# PROVIDED RECORDS:

◇ ◇ ◇

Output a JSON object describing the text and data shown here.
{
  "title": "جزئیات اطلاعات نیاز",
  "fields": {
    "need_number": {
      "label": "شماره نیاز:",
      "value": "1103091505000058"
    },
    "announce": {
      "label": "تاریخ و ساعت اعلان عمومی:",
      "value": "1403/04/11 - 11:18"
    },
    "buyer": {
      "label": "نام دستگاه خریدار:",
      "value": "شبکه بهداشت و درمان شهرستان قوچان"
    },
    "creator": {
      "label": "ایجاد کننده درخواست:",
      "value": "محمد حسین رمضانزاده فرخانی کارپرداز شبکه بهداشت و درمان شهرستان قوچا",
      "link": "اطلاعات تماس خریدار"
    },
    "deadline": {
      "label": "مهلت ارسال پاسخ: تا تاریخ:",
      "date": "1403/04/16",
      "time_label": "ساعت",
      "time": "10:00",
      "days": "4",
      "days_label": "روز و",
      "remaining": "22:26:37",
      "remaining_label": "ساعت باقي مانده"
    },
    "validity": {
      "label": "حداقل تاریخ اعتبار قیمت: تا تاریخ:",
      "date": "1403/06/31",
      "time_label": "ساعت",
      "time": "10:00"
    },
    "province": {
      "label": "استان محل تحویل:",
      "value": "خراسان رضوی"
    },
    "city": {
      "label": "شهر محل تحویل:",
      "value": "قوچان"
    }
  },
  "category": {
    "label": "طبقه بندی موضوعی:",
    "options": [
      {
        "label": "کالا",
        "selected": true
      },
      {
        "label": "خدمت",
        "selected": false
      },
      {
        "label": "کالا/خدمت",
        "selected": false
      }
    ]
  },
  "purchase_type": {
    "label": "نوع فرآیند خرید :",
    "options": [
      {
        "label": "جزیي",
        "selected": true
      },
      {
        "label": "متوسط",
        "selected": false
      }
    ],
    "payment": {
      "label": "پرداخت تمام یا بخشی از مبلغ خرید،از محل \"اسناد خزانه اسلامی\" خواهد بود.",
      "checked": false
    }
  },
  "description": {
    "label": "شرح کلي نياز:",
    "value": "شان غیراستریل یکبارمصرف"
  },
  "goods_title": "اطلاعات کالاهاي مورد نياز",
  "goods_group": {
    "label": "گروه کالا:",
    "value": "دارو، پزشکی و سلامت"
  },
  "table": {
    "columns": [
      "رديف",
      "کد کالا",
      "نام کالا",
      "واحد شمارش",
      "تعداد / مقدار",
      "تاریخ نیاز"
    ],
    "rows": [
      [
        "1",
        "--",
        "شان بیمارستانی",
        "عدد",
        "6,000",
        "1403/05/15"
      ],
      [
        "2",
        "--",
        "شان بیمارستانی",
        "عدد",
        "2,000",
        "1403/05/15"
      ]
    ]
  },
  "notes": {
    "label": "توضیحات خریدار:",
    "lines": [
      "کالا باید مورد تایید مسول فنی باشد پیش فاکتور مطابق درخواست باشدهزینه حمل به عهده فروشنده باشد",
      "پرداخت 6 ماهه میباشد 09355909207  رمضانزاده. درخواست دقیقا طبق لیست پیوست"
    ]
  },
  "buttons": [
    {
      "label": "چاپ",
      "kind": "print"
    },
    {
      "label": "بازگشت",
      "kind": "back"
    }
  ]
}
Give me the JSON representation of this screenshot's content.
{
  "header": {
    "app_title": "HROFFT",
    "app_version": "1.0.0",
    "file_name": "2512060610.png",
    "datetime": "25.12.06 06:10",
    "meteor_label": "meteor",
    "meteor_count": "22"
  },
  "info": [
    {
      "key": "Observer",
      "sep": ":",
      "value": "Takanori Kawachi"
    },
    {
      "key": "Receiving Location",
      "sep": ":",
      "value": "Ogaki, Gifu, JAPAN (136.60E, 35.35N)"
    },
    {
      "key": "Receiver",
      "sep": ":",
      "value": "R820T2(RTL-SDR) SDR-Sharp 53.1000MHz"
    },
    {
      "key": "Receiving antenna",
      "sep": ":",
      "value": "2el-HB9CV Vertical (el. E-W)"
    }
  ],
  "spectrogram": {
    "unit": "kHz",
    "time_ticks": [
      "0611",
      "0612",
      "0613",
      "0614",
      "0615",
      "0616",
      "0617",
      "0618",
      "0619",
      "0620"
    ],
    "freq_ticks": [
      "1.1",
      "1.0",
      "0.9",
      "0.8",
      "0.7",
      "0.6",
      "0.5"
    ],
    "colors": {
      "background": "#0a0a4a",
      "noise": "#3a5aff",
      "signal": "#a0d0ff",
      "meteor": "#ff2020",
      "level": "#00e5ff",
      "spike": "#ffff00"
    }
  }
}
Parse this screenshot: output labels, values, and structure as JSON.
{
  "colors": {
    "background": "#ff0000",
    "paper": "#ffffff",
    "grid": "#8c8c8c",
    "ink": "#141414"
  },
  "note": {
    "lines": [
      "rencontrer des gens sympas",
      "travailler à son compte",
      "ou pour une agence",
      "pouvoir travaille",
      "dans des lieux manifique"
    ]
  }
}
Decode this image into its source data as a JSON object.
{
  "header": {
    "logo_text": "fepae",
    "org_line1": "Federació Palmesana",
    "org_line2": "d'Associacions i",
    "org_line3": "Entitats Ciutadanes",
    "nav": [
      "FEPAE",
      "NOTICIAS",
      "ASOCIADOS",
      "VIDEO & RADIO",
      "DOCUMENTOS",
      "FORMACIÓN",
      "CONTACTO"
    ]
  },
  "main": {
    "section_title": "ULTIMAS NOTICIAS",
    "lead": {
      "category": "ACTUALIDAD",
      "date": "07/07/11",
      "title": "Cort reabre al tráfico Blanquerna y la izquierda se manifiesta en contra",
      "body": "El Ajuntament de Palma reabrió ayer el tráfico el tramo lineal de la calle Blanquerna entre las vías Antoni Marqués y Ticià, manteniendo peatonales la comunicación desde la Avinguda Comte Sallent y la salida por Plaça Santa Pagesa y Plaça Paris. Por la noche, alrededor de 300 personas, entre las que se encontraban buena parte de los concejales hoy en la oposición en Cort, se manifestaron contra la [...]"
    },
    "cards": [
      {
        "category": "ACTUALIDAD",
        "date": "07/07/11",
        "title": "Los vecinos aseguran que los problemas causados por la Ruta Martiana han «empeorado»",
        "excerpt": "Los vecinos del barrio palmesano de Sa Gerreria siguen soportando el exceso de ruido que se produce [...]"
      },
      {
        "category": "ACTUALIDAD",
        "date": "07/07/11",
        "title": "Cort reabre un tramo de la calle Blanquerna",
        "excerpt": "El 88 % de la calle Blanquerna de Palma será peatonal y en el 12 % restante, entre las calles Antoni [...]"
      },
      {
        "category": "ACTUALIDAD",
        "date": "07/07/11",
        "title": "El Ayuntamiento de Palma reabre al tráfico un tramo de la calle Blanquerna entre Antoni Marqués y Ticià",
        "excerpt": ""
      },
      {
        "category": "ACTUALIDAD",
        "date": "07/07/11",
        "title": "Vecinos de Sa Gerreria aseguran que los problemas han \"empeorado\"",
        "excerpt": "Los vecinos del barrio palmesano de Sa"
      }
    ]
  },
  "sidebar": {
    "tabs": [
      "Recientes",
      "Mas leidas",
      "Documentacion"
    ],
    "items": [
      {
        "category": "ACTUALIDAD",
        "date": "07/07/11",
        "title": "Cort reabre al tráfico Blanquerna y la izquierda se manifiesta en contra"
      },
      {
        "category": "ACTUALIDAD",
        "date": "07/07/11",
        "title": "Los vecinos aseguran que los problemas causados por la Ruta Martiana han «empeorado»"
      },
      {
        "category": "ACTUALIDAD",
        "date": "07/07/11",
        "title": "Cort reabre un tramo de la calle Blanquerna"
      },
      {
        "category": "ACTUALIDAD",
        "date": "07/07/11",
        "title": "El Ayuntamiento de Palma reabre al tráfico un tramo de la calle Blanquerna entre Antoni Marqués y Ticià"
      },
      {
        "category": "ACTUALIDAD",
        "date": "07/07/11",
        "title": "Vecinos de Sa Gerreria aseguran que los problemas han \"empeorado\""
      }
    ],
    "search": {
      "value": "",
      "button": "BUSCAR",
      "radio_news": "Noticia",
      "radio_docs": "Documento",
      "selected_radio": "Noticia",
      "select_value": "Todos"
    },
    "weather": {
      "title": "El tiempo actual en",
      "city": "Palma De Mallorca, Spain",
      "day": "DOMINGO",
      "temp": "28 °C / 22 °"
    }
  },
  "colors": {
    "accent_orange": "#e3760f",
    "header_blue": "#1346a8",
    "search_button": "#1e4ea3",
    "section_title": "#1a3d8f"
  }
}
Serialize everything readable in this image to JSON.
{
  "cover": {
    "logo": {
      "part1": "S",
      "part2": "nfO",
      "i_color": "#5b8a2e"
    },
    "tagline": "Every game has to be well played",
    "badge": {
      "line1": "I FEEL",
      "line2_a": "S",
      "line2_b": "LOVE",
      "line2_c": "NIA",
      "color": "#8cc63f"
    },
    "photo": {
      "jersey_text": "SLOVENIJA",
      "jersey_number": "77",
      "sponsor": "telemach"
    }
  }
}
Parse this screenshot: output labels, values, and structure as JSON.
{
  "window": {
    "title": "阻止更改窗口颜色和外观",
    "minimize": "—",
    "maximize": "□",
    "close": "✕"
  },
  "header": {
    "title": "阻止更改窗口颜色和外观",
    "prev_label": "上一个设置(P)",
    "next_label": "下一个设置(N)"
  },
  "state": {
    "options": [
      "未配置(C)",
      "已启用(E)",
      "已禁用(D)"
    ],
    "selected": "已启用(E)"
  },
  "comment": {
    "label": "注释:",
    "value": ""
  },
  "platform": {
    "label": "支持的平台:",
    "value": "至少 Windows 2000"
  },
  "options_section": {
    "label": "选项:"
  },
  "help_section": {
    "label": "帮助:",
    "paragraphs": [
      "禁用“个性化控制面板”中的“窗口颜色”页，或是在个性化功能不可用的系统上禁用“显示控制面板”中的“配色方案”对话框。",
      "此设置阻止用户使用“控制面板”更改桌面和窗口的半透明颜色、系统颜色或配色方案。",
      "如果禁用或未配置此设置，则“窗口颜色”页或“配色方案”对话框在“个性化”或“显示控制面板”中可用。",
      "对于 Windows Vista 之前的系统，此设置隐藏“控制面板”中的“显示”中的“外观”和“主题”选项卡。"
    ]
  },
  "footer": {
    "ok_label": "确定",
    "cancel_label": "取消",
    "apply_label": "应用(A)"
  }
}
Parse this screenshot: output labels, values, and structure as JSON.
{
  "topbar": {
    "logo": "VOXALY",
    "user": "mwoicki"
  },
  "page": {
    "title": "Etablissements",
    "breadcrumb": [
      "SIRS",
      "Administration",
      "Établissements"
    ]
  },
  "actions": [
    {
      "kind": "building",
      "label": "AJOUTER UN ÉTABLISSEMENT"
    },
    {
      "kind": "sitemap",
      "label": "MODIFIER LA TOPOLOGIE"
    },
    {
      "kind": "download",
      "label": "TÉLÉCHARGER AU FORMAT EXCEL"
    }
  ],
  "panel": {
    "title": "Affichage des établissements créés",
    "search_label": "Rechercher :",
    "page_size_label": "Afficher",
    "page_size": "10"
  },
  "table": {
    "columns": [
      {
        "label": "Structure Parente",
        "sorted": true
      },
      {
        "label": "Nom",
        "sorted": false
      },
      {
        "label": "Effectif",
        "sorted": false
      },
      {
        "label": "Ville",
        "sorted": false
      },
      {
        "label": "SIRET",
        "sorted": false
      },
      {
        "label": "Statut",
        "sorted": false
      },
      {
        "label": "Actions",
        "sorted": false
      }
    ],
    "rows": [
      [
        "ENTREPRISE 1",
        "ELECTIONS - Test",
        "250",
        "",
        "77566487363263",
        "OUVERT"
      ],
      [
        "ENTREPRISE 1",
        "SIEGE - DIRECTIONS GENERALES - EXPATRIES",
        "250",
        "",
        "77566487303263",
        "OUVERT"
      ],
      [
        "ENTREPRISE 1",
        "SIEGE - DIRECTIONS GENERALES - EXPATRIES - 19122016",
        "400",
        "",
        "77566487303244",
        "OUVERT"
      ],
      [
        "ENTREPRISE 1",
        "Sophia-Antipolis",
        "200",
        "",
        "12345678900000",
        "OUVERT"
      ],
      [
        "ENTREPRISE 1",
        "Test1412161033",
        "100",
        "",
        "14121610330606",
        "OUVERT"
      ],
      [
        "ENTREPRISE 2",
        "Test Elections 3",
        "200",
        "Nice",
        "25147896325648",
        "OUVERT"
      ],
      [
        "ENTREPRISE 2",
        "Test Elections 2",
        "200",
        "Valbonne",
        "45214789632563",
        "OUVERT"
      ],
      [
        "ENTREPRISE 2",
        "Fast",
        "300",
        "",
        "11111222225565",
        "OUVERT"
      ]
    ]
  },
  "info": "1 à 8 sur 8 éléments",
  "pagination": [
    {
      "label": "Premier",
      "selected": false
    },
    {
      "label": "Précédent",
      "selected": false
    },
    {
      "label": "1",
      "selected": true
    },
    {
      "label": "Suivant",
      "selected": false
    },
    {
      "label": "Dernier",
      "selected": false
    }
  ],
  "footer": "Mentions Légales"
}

◇ ◇ ◇

# WHAT TO PRODUCE:
In the entries above, find each line with the string "Blanquerna" and copy it.

# EXERCISE RESPONSE:
      "title": "Cort reabre al tráfico Blanquerna y la izquierda se manifiesta en contra",
      "body": "El Ajuntament de Palma reabrió ayer el tráfico el tramo lineal de la calle Blanquerna entre las vías Antoni Marqués y Ticià, manteniendo peatonales la comunicación desde la Avinguda Comte Sallent y la salida por Plaça Santa Pagesa y Plaça Paris. Por la noche, alrededor de 300 personas, entre las que se encontraban buena parte de los concejales hoy en la oposición en Cort, se manifestaron contra la [...]"
        "title": "Cort reabre un tramo de la calle Blanquerna",
        "excerpt": "El 88 % de la calle Blanquerna de Palma será peatonal y en el 12 % restante, entre las calles Antoni [...]"
        "title": "El Ayuntamiento de Palma reabre al tráfico un tramo de la calle Blanquerna entre Antoni Marqués y Ticià",
        "title": "Cort reabre al tráfico Blanquerna y la izquierda se manifiesta en contra"
        "title": "Cort reabre un tramo de la calle Blanquerna"
        "title": "El Ayuntamiento de Palma reabre al tráfico un tramo de la calle Blanquerna entre Antoni Marqués y Ticià"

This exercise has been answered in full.